GIVEN REQUEST:
Report every line in the listing below where the string "Consumption" shows up.

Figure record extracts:
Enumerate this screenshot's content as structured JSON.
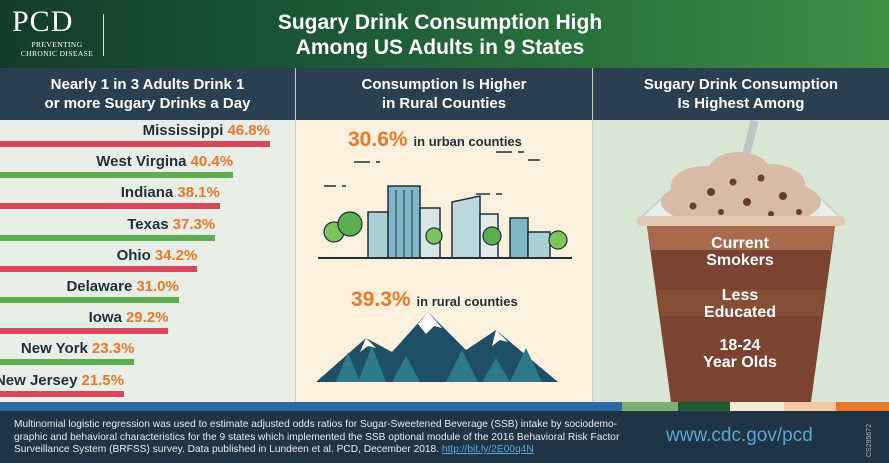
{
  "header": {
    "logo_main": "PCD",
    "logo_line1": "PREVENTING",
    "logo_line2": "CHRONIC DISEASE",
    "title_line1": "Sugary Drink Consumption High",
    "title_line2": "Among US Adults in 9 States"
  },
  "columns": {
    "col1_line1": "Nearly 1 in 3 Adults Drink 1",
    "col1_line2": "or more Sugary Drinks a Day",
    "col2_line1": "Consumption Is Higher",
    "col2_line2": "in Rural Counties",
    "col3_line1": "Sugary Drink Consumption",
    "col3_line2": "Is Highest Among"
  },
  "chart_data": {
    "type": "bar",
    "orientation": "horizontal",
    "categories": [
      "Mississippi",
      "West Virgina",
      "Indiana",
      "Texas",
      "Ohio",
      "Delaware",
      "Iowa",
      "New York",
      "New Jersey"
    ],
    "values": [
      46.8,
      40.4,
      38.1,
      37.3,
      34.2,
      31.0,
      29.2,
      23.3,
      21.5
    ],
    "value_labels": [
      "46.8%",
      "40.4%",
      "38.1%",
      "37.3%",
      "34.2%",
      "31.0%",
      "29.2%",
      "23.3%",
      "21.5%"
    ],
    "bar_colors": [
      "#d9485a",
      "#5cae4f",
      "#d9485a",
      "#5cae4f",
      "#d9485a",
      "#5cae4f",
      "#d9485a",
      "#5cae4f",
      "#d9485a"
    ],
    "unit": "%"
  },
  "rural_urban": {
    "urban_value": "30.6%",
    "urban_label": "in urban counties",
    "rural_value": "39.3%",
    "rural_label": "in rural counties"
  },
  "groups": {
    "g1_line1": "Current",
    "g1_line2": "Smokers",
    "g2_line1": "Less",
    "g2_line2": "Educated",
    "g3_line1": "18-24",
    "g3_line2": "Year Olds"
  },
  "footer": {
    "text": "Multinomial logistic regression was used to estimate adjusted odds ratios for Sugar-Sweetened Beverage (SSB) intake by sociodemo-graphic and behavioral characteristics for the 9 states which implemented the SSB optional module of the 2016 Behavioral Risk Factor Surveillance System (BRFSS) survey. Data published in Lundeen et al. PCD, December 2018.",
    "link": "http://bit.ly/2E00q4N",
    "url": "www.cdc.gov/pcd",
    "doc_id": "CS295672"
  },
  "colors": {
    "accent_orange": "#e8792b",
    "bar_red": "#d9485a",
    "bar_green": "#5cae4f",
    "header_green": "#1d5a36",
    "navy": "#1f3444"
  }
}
---
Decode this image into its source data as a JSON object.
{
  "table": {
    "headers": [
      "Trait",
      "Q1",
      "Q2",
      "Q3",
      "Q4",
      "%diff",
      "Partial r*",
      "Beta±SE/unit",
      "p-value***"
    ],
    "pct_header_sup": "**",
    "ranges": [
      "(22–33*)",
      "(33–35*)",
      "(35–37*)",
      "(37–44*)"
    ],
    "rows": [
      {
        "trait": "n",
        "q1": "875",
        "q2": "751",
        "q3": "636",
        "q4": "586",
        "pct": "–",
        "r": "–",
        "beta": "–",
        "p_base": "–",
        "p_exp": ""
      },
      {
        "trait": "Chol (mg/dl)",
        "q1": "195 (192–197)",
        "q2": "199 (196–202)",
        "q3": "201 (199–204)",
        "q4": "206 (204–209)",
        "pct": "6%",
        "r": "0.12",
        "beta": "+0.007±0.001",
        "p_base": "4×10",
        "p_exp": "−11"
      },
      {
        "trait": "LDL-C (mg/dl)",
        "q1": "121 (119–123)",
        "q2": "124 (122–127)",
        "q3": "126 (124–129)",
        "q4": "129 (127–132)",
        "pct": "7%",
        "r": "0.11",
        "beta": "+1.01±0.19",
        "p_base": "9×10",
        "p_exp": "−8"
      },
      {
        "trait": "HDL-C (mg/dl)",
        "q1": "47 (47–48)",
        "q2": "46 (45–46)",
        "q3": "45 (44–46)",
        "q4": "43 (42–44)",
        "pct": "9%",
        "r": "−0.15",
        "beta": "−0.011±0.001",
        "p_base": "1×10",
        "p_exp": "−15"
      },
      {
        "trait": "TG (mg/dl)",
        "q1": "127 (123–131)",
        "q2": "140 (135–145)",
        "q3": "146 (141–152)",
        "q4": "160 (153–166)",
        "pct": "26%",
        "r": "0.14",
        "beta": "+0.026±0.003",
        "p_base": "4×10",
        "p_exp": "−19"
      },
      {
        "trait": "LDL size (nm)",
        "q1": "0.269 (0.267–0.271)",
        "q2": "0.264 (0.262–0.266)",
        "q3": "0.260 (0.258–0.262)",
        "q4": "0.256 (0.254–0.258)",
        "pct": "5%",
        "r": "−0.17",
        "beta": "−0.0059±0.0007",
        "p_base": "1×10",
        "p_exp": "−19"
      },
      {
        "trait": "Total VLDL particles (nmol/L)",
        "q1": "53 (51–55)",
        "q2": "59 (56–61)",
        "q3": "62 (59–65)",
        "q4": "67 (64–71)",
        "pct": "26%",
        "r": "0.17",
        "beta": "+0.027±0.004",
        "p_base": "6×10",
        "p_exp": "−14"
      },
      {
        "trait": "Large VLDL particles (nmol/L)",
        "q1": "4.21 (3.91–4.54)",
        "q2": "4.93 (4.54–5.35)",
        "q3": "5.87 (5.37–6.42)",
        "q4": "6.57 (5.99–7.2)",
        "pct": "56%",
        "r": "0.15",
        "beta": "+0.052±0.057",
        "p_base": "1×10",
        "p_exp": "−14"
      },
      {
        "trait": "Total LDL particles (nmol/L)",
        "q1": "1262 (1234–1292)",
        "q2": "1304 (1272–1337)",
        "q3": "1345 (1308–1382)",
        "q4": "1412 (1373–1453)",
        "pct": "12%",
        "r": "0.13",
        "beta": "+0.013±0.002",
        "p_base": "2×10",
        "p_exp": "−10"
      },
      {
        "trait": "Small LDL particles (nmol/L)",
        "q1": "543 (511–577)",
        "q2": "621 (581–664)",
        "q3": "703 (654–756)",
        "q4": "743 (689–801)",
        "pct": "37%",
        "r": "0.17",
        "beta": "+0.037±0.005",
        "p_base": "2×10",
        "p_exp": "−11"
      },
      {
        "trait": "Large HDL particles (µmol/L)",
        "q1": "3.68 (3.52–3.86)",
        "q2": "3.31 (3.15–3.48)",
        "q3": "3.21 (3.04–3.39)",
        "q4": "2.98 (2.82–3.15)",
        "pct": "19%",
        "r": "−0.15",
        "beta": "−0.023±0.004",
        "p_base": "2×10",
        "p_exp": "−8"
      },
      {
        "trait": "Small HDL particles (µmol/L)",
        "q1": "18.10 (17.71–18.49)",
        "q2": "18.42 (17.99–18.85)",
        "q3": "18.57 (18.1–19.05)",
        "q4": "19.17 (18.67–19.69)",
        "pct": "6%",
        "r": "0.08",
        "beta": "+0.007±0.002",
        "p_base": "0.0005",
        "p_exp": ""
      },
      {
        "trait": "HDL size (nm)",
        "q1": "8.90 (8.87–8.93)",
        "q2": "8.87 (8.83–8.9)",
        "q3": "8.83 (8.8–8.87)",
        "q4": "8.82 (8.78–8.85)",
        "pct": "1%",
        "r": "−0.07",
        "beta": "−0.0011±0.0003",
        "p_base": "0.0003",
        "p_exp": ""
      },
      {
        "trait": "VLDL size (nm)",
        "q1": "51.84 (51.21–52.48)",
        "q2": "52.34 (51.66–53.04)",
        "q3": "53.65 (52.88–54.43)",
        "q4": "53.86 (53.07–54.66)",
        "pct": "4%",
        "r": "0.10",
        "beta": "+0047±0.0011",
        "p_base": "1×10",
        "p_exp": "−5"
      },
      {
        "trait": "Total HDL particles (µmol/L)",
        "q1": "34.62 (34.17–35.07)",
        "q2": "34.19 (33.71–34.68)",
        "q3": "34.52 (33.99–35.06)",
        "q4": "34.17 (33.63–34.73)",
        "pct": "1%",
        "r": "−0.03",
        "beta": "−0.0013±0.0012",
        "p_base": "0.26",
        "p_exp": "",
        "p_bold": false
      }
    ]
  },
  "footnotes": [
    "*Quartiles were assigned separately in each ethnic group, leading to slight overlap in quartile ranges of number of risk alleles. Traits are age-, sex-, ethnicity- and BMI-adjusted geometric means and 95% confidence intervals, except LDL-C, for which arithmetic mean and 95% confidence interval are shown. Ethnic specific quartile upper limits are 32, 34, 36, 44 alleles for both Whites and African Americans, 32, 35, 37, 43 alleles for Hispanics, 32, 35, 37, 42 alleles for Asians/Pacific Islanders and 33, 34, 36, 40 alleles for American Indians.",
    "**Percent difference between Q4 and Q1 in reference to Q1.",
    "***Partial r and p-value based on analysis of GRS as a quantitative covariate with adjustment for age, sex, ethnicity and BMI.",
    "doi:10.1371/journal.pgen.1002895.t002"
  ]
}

WRITTEN ANSWER:
    "title_line1": "Sugary Drink Consumption High",
    "col2_line1": "Consumption Is Higher",
    "col3_line1": "Sugary Drink Consumption",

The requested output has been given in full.